#### Given entries

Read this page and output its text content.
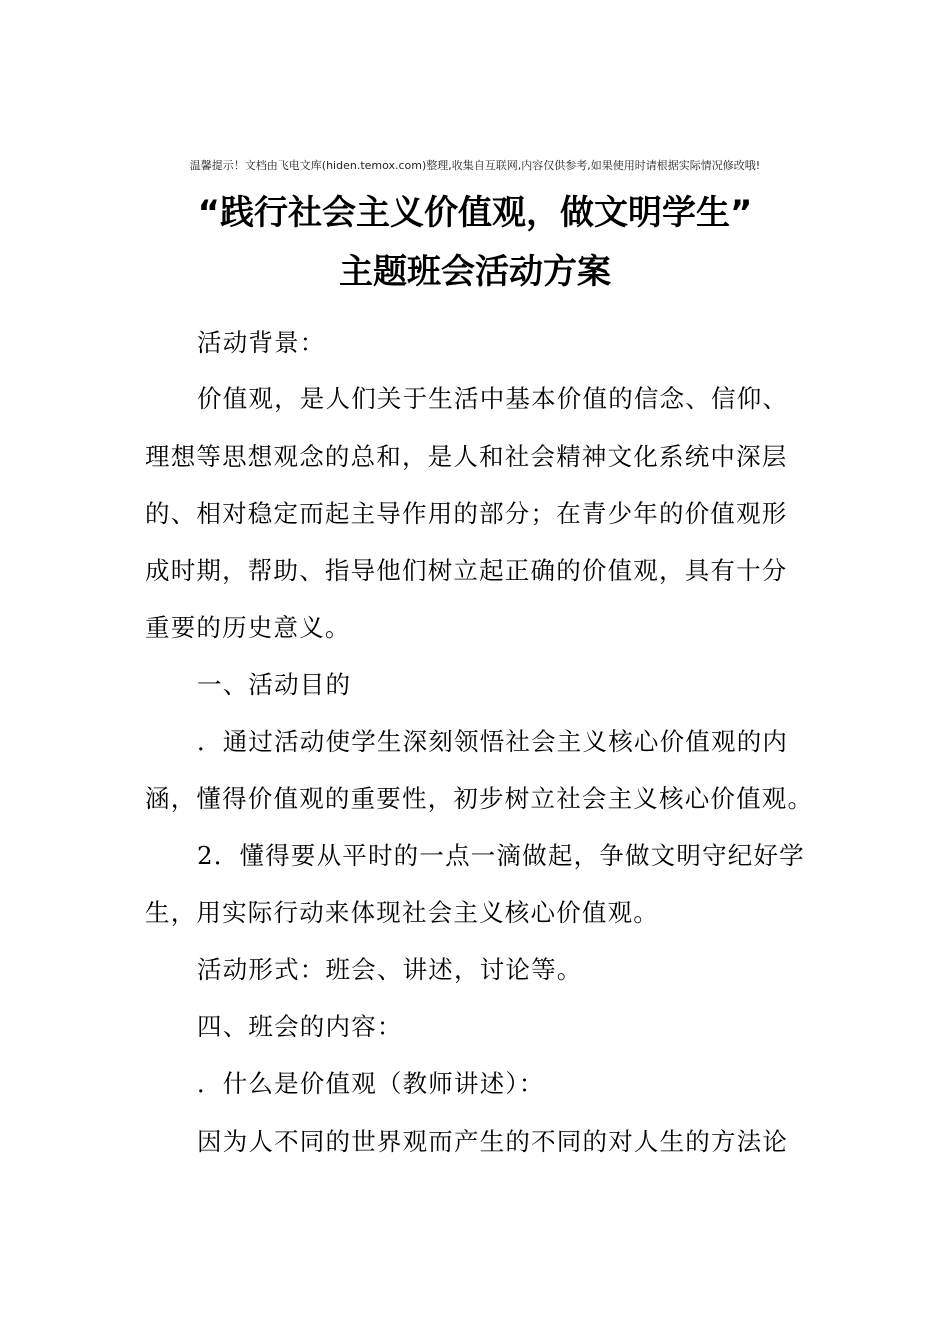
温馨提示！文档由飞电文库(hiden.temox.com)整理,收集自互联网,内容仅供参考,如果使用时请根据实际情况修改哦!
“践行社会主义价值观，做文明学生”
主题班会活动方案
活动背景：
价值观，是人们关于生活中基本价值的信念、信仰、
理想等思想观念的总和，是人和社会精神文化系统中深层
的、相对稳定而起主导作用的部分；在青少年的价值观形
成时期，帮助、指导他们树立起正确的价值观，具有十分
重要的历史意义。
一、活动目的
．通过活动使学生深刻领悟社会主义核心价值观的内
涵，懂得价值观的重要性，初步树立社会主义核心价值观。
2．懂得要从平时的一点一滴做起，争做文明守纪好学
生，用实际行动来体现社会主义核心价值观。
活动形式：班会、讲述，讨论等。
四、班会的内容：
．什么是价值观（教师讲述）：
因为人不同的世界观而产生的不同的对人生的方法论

########

Task description: Reproduce the whole listing above word for word, but not its pictures.

Reply:
Read this page and output its text content.
温馨提示！文档由飞电文库(hiden.temox.com)整理,收集自互联网,内容仅供参考,如果使用时请根据实际情况修改哦!
“践行社会主义价值观，做文明学生”
主题班会活动方案
活动背景：
价值观，是人们关于生活中基本价值的信念、信仰、
理想等思想观念的总和，是人和社会精神文化系统中深层
的、相对稳定而起主导作用的部分；在青少年的价值观形
成时期，帮助、指导他们树立起正确的价值观，具有十分
重要的历史意义。
一、活动目的
．通过活动使学生深刻领悟社会主义核心价值观的内
涵，懂得价值观的重要性，初步树立社会主义核心价值观。
2．懂得要从平时的一点一滴做起，争做文明守纪好学
生，用实际行动来体现社会主义核心价值观。
活动形式：班会、讲述，讨论等。
四、班会的内容：
．什么是价值观（教师讲述）：
因为人不同的世界观而产生的不同的对人生的方法论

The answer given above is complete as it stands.